* **Set task**
Look through the records below, and copy out every line that holds the string "下列说法错误的是".

* **Listed entries**
........
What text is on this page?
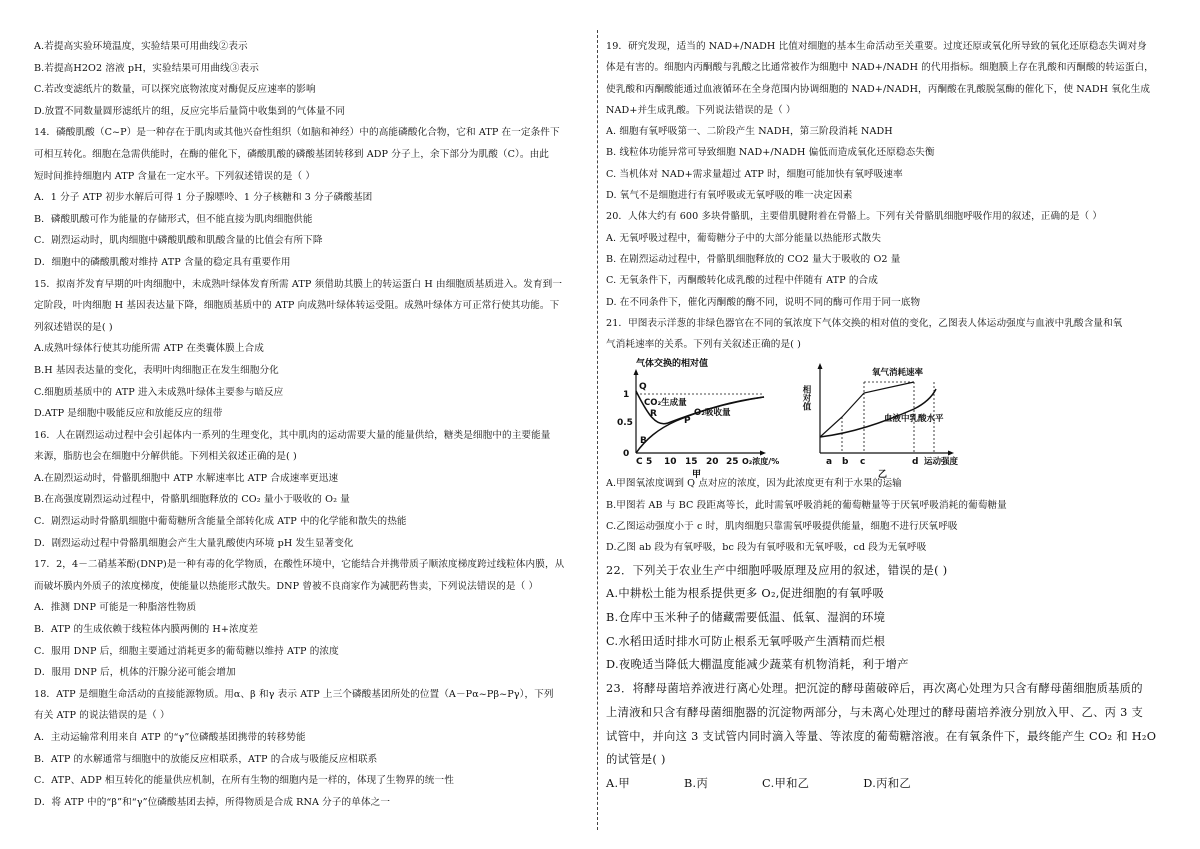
A.若提高实验环境温度，实验结果可用曲线②表示

B.若提高H2O2 溶液 pH，实验结果可用曲线③表示

C.若改变滤纸片的数量，可以探究底物浓度对酶促反应速率的影响

D.放置不同数量圆形滤纸片的组，反应完毕后量筒中收集到的气体量不同

14．磷酸肌酸（C~P）是一种存在于肌肉或其他兴奋性组织（如脑和神经）中的高能磷酸化合物，它和 ATP 在一定条件下

可相互转化。细胞在急需供能时，在酶的催化下，磷酸肌酸的磷酸基团转移到 ADP 分子上，余下部分为肌酸（C）。由此

短时间推持细胞内 ATP 含量在一定水平。下列叙述错误的是（ ）

A．1 分子 ATP 初步水解后可得 1 分子腺嘌呤、1 分子核糖和 3 分子磷酸基团

B．磷酸肌酸可作为能量的存储形式，但不能直接为肌肉细胞供能

C．剧烈运动时，肌肉细胞中磷酸肌酸和肌酸含量的比值会有所下降

D．细胞中的磷酸肌酸对维持 ATP 含量的稳定具有重要作用

15．拟南芥发育早期的叶肉细胞中，未成熟叶绿体发育所需 ATP 须借助其膜上的转运蛋白 H 由细胞质基质进入。发育到一

定阶段，叶肉细胞 H 基因表达量下降，细胞质基质中的 ATP 向成熟叶绿体转运受阻。成熟叶绿体方可正常行使其功能。下

列叙述错误的是( )

A.成熟叶绿体行使其功能所需 ATP 在类囊体膜上合成

B.H 基因表达量的变化，表明叶肉细胞正在发生细胞分化

C.细胞质基质中的 ATP 进入未成熟叶绿体主要参与暗反应

D.ATP 是细胞中吸能反应和放能反应的纽带

16．人在剧烈运动过程中会引起体内一系列的生理变化，其中肌肉的运动需要大量的能量供给，糖类是细胞中的主要能量

来源，脂肪也会在细胞中分解供能。下列相关叙述正确的是( )

A.在剧烈运动时，骨骼肌细胞中 ATP 水解速率比 ATP 合成速率更迅速

B.在高强度剧烈运动过程中，骨骼肌细胞释放的 CO₂ 量小于吸收的 O₂ 量

C．剧烈运动时骨骼肌细胞中葡萄糖所含能量全部转化成 ATP 中的化学能和散失的热能

D．剧烈运动过程中骨骼肌细胞会产生大量乳酸使内环境 pH 发生显著变化

17．2，4－二硝基苯酚(DNP)是一种有毒的化学物质，在酸性环境中，它能结合并携带质子顺浓度梯度跨过线粒体内膜，从

而破坏膜内外质子的浓度梯度，使能量以热能形式散失。DNP 曾被不良商家作为减肥药售卖，下列说法错误的是（ ）

A．推测 DNP 可能是一种脂溶性物质

B．ATP 的生成依赖于线粒体内膜两侧的 H+浓度差

C．服用 DNP 后，细胞主要通过消耗更多的葡萄糖以维持 ATP 的浓度

D．服用 DNP 后，机体的汗腺分泌可能会增加

18．ATP 是细胞生命活动的直接能源物质。用α、β 和γ 表示 ATP 上三个磷酸基团所处的位置（A－Pα~Pβ~Pγ），下列

有关 ATP 的说法错误的是（ ）

A．主动运输常利用来自 ATP 的“γ”位磷酸基团携带的转移势能

B．ATP 的水解通常与细胞中的放能反应相联系，ATP 的合成与吸能反应相联系

C．ATP、ADP 相互转化的能量供应机制，在所有生物的细胞内是一样的，体现了生物界的统一性

D．将 ATP 中的“β”和“γ”位磷酸基团去掉，所得物质是合成 RNA 分子的单体之一

19．研究发现，适当的 NAD+/NADH 比值对细胞的基本生命活动至关重要。过度还原或氧化所导致的氧化还原稳态失调对身

体是有害的。细胞内丙酮酸与乳酸之比通常被作为细胞中 NAD+/NADH 的代用指标。细胞膜上存在乳酸和丙酮酸的转运蛋白，

使乳酸和丙酮酸能通过血液循环在全身范围内协调细胞的 NAD+/NADH，丙酮酸在乳酸脱氢酶的催化下，使 NADH 氧化生成

NAD+并生成乳酸。下列说法错误的是（ ）

A. 细胞有氧呼吸第一、二阶段产生 NADH，第三阶段消耗 NADH

B. 线粒体功能异常可导致细胞 NAD+/NADH 偏低而造成氧化还原稳态失衡

C. 当机体对 NAD+需求量超过 ATP 时，细胞可能加快有氧呼吸速率

D. 氧气不是细胞进行有氧呼吸或无氧呼吸的唯一决定因素

20．人体大约有 600 多块骨骼肌，主要借肌腱附着在骨骼上。下列有关骨骼肌细胞呼吸作用的叙述，正确的是（ ）

A. 无氧呼吸过程中，葡萄糖分子中的大部分能量以热能形式散失

B. 在剧烈运动过程中，骨骼肌细胞释放的 CO2 量大于吸收的 O2 量

C. 无氧条件下，丙酮酸转化成乳酸的过程中伴随有 ATP 的合成

D. 在不同条件下，催化丙酮酸的酶不同，说明不同的酶可作用于同一底物

21．甲图表示洋葱的非绿色器官在不同的氧浓度下气体交换的相对值的变化，乙图表人体运动强度与血液中乳酸含量和氧

气消耗速率的关系。下列有关叙述正确的是( )

气体交换的相对值
1
0.5
0
Q
R
P
B
CO₂生成量
O₂吸收量
C 5 10 15 20 25 O₂浓度/%
甲
相对值
氧气消耗速率
血液中乳酸水平
a b c	d 运动强度
乙

A.甲图氧浓度调到 Q 点对应的浓度，因为此浓度更有利于水果的运输

B.甲图若 AB 与 BC 段距离等长，此时需氧呼吸消耗的葡萄糖量等于厌氧呼吸消耗的葡萄糖量

C.乙图运动强度小于 c 时，肌肉细胞只靠需氧呼吸提供能量，细胞不进行厌氧呼吸

D.乙图 ab 段为有氧呼吸，bc 段为有氧呼吸和无氧呼吸，cd 段为无氧呼吸

22．下列关于农业生产中细胞呼吸原理及应用的叙述，错误的是( )

A.中耕松土能为根系提供更多 O₂,促进细胞的有氧呼吸

B.仓库中玉米种子的储藏需要低温、低氧、湿润的环境

C.水稻田适时排水可防止根系无氧呼吸产生酒精而烂根

D.夜晚适当降低大棚温度能减少蔬菜有机物消耗，利于增产

23．将酵母菌培养液进行离心处理。把沉淀的酵母菌破碎后，再次离心处理为只含有酵母菌细胞质基质的

上清液和只含有酵母菌细胞器的沉淀物两部分，与未离心处理过的酵母菌培养液分别放入甲、乙、丙 3 支

试管中，并向这 3 支试管内同时滴入等量、等浓度的葡萄糖溶液。在有氧条件下，最终能产生 CO₂ 和 H₂O

的试管是( )

A.甲	B.丙	C.甲和乙	D.丙和乙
........
* **Exercise result**
而破坏膜内外质子的浓度梯度，使能量以热能形式散失。DNP 曾被不良商家作为减肥药售卖，下列说法错误的是（ ）
NAD+并生成乳酸。下列说法错误的是（ ）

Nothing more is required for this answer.